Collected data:
* * * * *
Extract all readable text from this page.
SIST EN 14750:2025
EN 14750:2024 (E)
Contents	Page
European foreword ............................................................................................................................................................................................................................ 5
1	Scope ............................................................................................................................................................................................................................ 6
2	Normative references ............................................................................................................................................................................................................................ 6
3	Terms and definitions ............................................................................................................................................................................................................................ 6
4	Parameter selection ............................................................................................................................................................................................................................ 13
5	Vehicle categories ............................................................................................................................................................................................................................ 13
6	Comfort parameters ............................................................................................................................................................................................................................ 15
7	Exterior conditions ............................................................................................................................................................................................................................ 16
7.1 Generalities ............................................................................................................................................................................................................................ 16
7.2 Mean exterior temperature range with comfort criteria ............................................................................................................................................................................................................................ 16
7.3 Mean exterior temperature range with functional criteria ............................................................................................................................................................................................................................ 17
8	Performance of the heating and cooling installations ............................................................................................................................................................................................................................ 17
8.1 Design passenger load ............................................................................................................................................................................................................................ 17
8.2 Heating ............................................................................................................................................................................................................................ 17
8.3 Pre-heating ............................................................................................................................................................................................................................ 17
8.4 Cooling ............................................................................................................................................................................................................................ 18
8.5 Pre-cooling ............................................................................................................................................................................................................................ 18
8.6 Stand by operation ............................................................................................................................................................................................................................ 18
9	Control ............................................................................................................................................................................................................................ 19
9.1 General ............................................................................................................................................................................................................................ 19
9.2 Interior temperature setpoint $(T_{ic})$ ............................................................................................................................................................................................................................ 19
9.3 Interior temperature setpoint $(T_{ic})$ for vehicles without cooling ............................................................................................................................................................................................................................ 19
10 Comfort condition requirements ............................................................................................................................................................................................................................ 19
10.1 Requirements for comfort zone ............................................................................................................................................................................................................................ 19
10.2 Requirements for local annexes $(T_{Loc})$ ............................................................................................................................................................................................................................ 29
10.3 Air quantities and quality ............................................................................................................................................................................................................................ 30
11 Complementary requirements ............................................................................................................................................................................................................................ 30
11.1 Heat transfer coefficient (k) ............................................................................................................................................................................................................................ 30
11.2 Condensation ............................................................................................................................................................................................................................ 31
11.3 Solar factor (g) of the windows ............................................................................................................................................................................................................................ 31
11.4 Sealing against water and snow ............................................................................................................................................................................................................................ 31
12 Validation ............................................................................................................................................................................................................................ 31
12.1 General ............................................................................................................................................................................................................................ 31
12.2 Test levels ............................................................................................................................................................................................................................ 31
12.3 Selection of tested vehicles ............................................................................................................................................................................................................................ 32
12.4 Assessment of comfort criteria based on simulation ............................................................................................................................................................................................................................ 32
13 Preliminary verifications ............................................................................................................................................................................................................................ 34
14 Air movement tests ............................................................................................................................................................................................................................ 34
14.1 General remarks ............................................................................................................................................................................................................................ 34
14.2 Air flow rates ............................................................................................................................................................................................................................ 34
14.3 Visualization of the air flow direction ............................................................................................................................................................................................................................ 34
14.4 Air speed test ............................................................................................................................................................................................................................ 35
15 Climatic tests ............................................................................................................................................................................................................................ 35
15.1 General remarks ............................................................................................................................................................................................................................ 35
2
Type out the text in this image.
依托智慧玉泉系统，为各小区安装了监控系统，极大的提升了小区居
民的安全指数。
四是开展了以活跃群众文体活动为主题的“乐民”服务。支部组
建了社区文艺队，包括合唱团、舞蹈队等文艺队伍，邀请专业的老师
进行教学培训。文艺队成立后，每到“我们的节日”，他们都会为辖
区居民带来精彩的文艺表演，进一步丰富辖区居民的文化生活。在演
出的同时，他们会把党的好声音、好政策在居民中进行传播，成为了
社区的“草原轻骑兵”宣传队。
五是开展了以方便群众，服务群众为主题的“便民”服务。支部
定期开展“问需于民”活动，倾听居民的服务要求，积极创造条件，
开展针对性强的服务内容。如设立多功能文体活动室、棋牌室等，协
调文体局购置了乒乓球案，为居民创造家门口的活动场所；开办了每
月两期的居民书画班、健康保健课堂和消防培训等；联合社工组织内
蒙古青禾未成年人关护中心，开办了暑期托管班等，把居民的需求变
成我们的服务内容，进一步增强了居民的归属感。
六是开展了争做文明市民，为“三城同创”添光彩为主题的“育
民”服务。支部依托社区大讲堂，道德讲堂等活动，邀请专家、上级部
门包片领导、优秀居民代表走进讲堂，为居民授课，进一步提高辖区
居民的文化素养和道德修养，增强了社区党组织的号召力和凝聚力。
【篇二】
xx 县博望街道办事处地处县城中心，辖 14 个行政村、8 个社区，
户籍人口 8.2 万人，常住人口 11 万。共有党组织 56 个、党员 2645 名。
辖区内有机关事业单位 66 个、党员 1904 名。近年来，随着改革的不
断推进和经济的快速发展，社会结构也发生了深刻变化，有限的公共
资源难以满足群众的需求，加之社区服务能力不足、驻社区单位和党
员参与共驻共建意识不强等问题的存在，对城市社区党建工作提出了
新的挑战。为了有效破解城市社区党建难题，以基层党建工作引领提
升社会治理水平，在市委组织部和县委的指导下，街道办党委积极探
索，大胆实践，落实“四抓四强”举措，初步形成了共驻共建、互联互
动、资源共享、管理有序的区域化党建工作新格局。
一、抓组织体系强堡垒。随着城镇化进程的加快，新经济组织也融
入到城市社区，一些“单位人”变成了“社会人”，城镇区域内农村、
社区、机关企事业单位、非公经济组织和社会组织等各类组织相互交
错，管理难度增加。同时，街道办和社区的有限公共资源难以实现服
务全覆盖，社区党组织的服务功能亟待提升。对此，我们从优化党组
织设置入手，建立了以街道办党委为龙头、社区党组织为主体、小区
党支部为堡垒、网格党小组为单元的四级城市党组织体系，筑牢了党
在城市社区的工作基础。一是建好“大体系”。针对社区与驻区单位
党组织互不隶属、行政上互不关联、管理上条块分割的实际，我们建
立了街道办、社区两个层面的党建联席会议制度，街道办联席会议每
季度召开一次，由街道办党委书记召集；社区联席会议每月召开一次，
* * * * *
What to work on: Pull out all lines from the listing that contain the string "text".

Right answer:
Extract all readable text from this page.
Type out the text in this image.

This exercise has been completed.